__Records from a data source__
· · · · · · ·

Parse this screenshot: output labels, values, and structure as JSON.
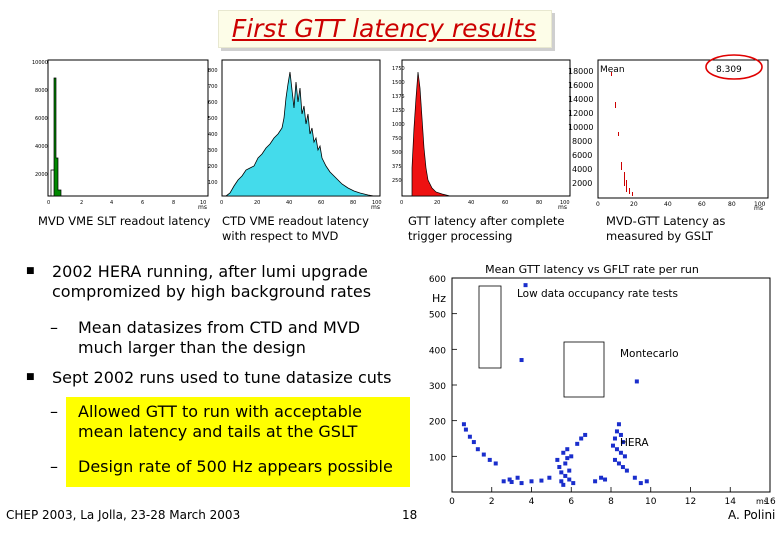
{
  "title": "First GTT latency results",
  "plots": {
    "slt_axis_label": "ms",
    "ctd_axis_label": "ms",
    "gtt_axis_label": "ms",
    "gslt_axis_label": "ms",
    "gslt_stat_label": "Mean",
    "gslt_stat_value": "8.309",
    "captions": {
      "slt": "MVD VME SLT readout latency",
      "ctd_line1": "CTD VME readout latency",
      "ctd_line2": "with respect to MVD",
      "gtt_line1": "GTT latency after complete",
      "gtt_line2": "trigger processing",
      "gslt_line1": "MVD-GTT Latency as",
      "gslt_line2": "measured by GSLT"
    }
  },
  "bullets": {
    "b1_line1": "2002 HERA running, after lumi upgrade",
    "b1_line2": "compromized by high background rates",
    "s1_line1": "Mean datasizes from CTD and MVD",
    "s1_line2": "much larger than the design",
    "b2": "Sept 2002 runs used to tune datasize cuts",
    "s2_line1": "Allowed GTT to run with acceptable",
    "s2_line2": "mean latency and tails at the GSLT",
    "s3": "Design rate of 500 Hz appears possible"
  },
  "chart_data": {
    "type": "scatter",
    "title": "Mean GTT latency vs GFLT rate per run",
    "ylabel": "Hz",
    "xlabel": "ms",
    "xlim": [
      0,
      16
    ],
    "ylim": [
      0,
      600
    ],
    "xticks": [
      "0",
      "2",
      "4",
      "6",
      "8",
      "10",
      "12",
      "14",
      "16"
    ],
    "yticks": [
      "100",
      "200",
      "300",
      "400",
      "500",
      "600"
    ],
    "annotations": [
      "Low data occupancy rate tests",
      "Montecarlo",
      "HERA"
    ],
    "series": [
      {
        "values": [
          [
            3.7,
            580
          ],
          [
            3.5,
            370
          ],
          [
            9.3,
            310
          ],
          [
            0.6,
            190
          ],
          [
            0.7,
            175
          ],
          [
            0.9,
            155
          ],
          [
            1.1,
            140
          ],
          [
            1.3,
            120
          ],
          [
            1.6,
            105
          ],
          [
            1.9,
            90
          ],
          [
            2.2,
            80
          ],
          [
            2.6,
            30
          ],
          [
            2.9,
            35
          ],
          [
            3.0,
            28
          ],
          [
            3.3,
            40
          ],
          [
            3.5,
            25
          ],
          [
            4.0,
            30
          ],
          [
            4.5,
            32
          ],
          [
            4.9,
            40
          ],
          [
            5.3,
            90
          ],
          [
            5.4,
            70
          ],
          [
            5.5,
            55
          ],
          [
            5.6,
            110
          ],
          [
            5.7,
            45
          ],
          [
            5.8,
            120
          ],
          [
            5.9,
            60
          ],
          [
            6.0,
            100
          ],
          [
            5.5,
            30
          ],
          [
            5.6,
            20
          ],
          [
            5.9,
            35
          ],
          [
            6.1,
            25
          ],
          [
            5.7,
            80
          ],
          [
            5.8,
            95
          ],
          [
            6.3,
            135
          ],
          [
            6.5,
            150
          ],
          [
            6.7,
            160
          ],
          [
            7.2,
            30
          ],
          [
            7.5,
            40
          ],
          [
            7.7,
            35
          ],
          [
            8.1,
            130
          ],
          [
            8.2,
            150
          ],
          [
            8.3,
            170
          ],
          [
            8.4,
            190
          ],
          [
            8.5,
            160
          ],
          [
            8.6,
            140
          ],
          [
            8.3,
            120
          ],
          [
            8.5,
            110
          ],
          [
            8.7,
            100
          ],
          [
            8.2,
            90
          ],
          [
            8.4,
            80
          ],
          [
            8.6,
            70
          ],
          [
            8.8,
            60
          ],
          [
            9.2,
            40
          ],
          [
            9.5,
            25
          ],
          [
            9.8,
            30
          ]
        ]
      }
    ]
  },
  "footer": {
    "left": "CHEP 2003, La Jolla, 23-28 March 2003",
    "center": "18",
    "right": "A. Polini"
  }
}
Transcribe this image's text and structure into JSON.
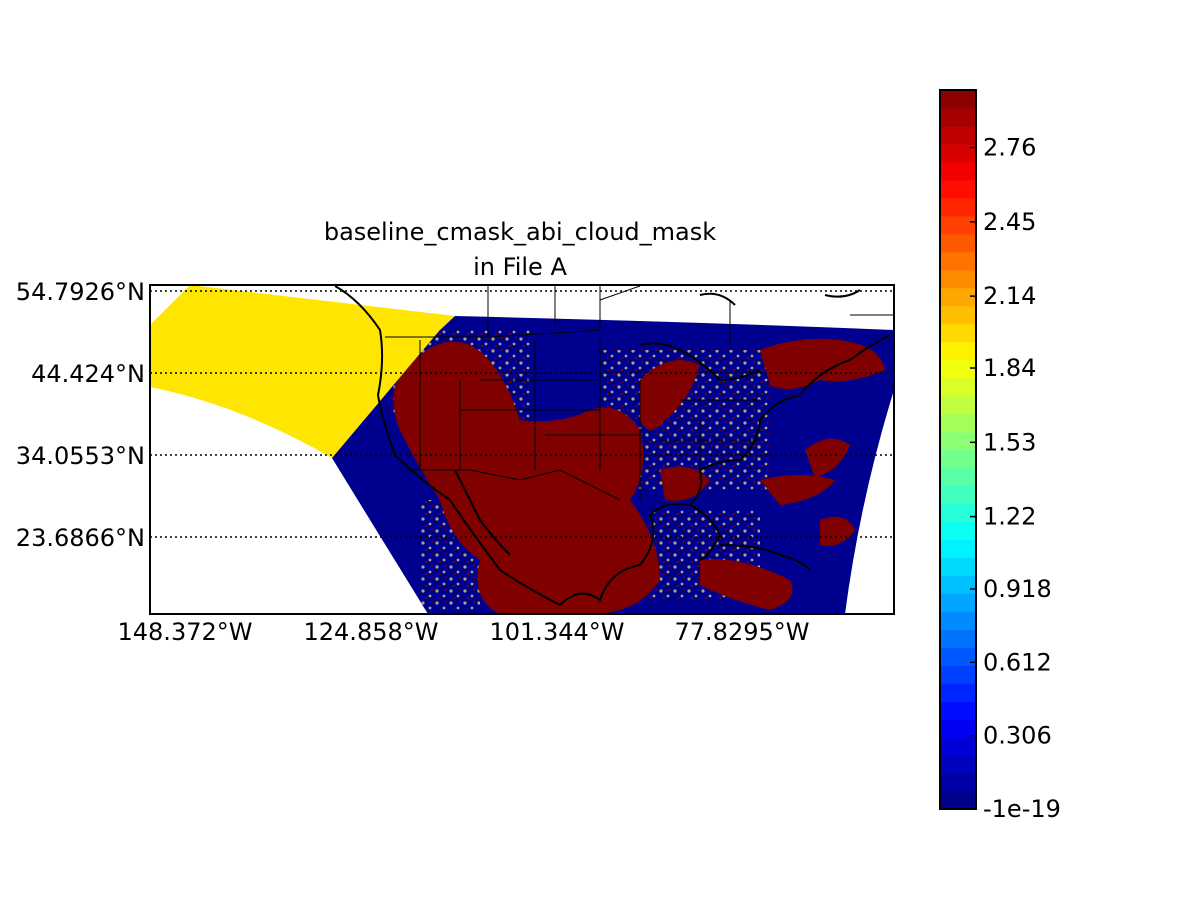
{
  "title_line1": "baseline_cmask_abi_cloud_mask",
  "title_line2": "in File A",
  "map": {
    "lat_labels": [
      "54.7926°N",
      "44.424°N",
      "34.0553°N",
      "23.6866°N"
    ],
    "lon_labels": [
      "148.372°W",
      "124.858°W",
      "101.344°W",
      "77.8295°W"
    ],
    "gridlines": "dotted",
    "colors": {
      "clear": "#00008f",
      "cloudy": "#800000",
      "no_data_region": "#ffe600",
      "mixed": "#a6a680",
      "coastline": "#000000"
    }
  },
  "colorbar": {
    "min": -1e-19,
    "max": 3.0,
    "colormap": "jet",
    "levels": 40,
    "tick_labels": [
      "-1e-19",
      "0.306",
      "0.612",
      "0.918",
      "1.22",
      "1.53",
      "1.84",
      "2.14",
      "2.45",
      "2.76"
    ],
    "tick_values": [
      0,
      0.306,
      0.612,
      0.918,
      1.22,
      1.53,
      1.84,
      2.14,
      2.45,
      2.76
    ]
  }
}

· · · · · · ·

__Given request__
No pictures belong in the copy; quote exactly the lines from the line containing "Transcribe this image's" through the final line of the material, both ends included.

__Solution to the problem__
Transcribe this image's text and structure into JSON.
{
  "title_line1": "baseline_cmask_abi_cloud_mask",
  "title_line2": "in File A",
  "map": {
    "lat_labels": [
      "54.7926°N",
      "44.424°N",
      "34.0553°N",
      "23.6866°N"
    ],
    "lon_labels": [
      "148.372°W",
      "124.858°W",
      "101.344°W",
      "77.8295°W"
    ],
    "gridlines": "dotted",
    "colors": {
      "clear": "#00008f",
      "cloudy": "#800000",
      "no_data_region": "#ffe600",
      "mixed": "#a6a680",
      "coastline": "#000000"
    }
  },
  "colorbar": {
    "min": -1e-19,
    "max": 3.0,
    "colormap": "jet",
    "levels": 40,
    "tick_labels": [
      "-1e-19",
      "0.306",
      "0.612",
      "0.918",
      "1.22",
      "1.53",
      "1.84",
      "2.14",
      "2.45",
      "2.76"
    ],
    "tick_values": [
      0,
      0.306,
      0.612,
      0.918,
      1.22,
      1.53,
      1.84,
      2.14,
      2.45,
      2.76
    ]
  }
}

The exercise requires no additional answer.